**Data excerpts:**
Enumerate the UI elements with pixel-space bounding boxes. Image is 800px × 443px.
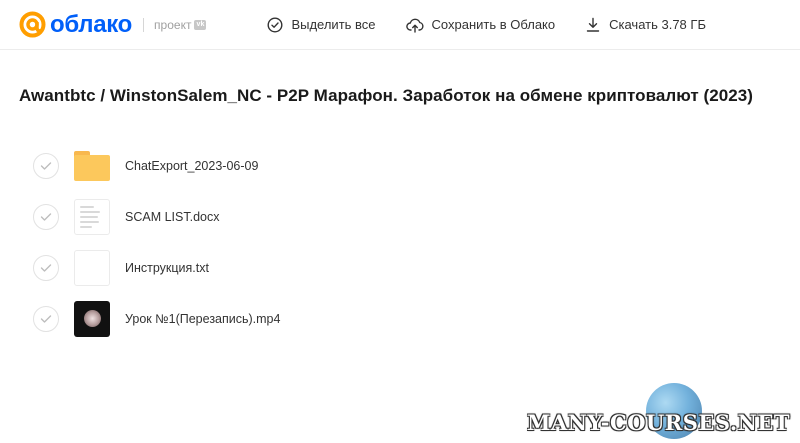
checkmark-icon [40,212,52,221]
logo-text: облако [50,10,133,38]
file-name[interactable]: Урок №1(Перезапись).mp4 [125,312,280,326]
select-all-button[interactable]: Выделить все [267,16,376,33]
checkmark-icon [40,263,52,272]
file-name[interactable]: Инструкция.txt [125,261,209,275]
file-name[interactable]: SCAM LIST.docx [125,210,219,224]
list-item[interactable]: SCAM LIST.docx [33,191,433,242]
select-checkbox[interactable] [33,203,59,230]
folder-icon [74,148,110,184]
select-all-label: Выделить все [291,17,376,32]
download-label: Скачать 3.78 ГБ [609,17,706,32]
watermark-text: MANY-COURSES.NET [527,410,790,435]
page-title: Awantbtc / WinstonSalem_NC - P2P Марафон… [19,86,753,105]
cloud-logo[interactable]: облако [19,11,132,39]
file-list: ChatExport_2023-06-09 SCAM LIST.docx Инс… [33,140,433,344]
select-checkbox[interactable] [33,254,59,281]
checkmark-icon [40,314,52,323]
header-actions: Выделить все Сохранить в Облако Скачать … [267,16,706,33]
list-item[interactable]: ChatExport_2023-06-09 [33,140,433,191]
project-label: проект [154,17,192,32]
select-checkbox[interactable] [33,305,59,332]
list-item[interactable]: Урок №1(Перезапись).mp4 [33,293,433,344]
cloud-upload-icon [405,18,424,33]
file-name[interactable]: ChatExport_2023-06-09 [125,159,258,173]
select-checkbox[interactable] [33,152,59,179]
save-to-cloud-button[interactable]: Сохранить в Облако [405,17,556,33]
download-icon [586,17,600,32]
download-button[interactable]: Скачать 3.78 ГБ [585,17,706,33]
at-sign-logo-icon [19,11,46,38]
checkmark-icon [40,161,52,170]
document-thumbnail-icon [74,198,110,235]
video-thumbnail-icon [74,300,110,337]
header-divider [143,17,145,32]
save-to-cloud-label: Сохранить в Облако [431,17,556,32]
vk-badge-icon: vk [194,19,207,30]
list-item[interactable]: Инструкция.txt [33,242,433,293]
top-bar: облако проект vk Выделить все Сохранить … [0,0,800,50]
text-file-thumbnail-icon [74,249,110,286]
check-circle-icon [267,16,283,33]
watermark: MANY-COURSES.NET [527,383,790,439]
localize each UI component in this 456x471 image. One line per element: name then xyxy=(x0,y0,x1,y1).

**Instructions for the task:** Put every line of the entries above into a numbered list, skipping blank lines and leaving out the pictures.

**Reply to the task:**
1. Enumerate the UI elements with pixel-space bounding boxes. Image is 800px × 443px.
2. checkmark-icon [40,212,52,221]
3. logo-text: облако [50,10,133,38]
4. file-name[interactable]: Урок №1(Перезапись).mp4 [125,312,280,326]
5. select-all-button[interactable]: Выделить все [267,16,376,33]
6. checkmark-icon [40,263,52,272]
7. file-name[interactable]: Инструкция.txt [125,261,209,275]
8. file-name[interactable]: SCAM LIST.docx [125,210,219,224]
9. list-item[interactable]: SCAM LIST.docx [33,191,433,242]
10. select-checkbox[interactable] [33,203,59,230]
11. folder-icon [74,148,110,184]
12. select-all-label: Выделить все [291,17,376,32]
13. download-label: Скачать 3.78 ГБ [609,17,706,32]
14. watermark-text: MANY-COURSES.NET [527,410,790,435]
15. page-title: Awantbtc / WinstonSalem_NC - P2P Марафон… [19,86,753,105]
16. cloud-logo[interactable]: облако [19,11,132,39]
17. file-list: ChatExport_2023-06-09 SCAM LIST.docx Инс… [33,140,433,344]
18. select-checkbox[interactable] [33,254,59,281]
19. checkmark-icon [40,314,52,323]
20. header-actions: Выделить все Сохранить в Облако Скачать … [267,16,706,33]
21. list-item[interactable]: ChatExport_2023-06-09 [33,140,433,191]
22. project-label: проект [154,17,192,32]
23. select-checkbox[interactable] [33,305,59,332]
24. list-item[interactable]: Урок №1(Перезапись).mp4 [33,293,433,344]
25. cloud-upload-icon [405,18,424,33]
26. file-name[interactable]: ChatExport_2023-06-09 [125,159,258,173]
27. select-checkbox[interactable] [33,152,59,179]
28. save-to-cloud-button[interactable]: Сохранить в Облако [405,17,556,33]
29. download-icon [586,17,600,32]
30. download-button[interactable]: Скачать 3.78 ГБ [585,17,706,33]
31. at-sign-logo-icon [19,11,46,38]
32. checkmark-icon [40,161,52,170]
33. document-thumbnail-icon [74,198,110,235]
34. video-thumbnail-icon [74,300,110,337]
35. header-divider [143,17,145,32]
36. save-to-cloud-label: Сохранить в Облако [431,17,556,32]
37. vk-badge-icon: vk [194,19,207,30]
38. list-item[interactable]: Инструкция.txt [33,242,433,293]
39. top-bar: облако проект vk Выделить все Сохранить … [0,0,800,50]
40. text-file-thumbnail-icon [74,249,110,286]
41. check-circle-icon [267,16,283,33]
42. watermark: MANY-COURSES.NET [527,383,790,439]
43. localize each UI component in this 456x471 image. One line per element: name then xyxy=(x0,y0,x1,y1).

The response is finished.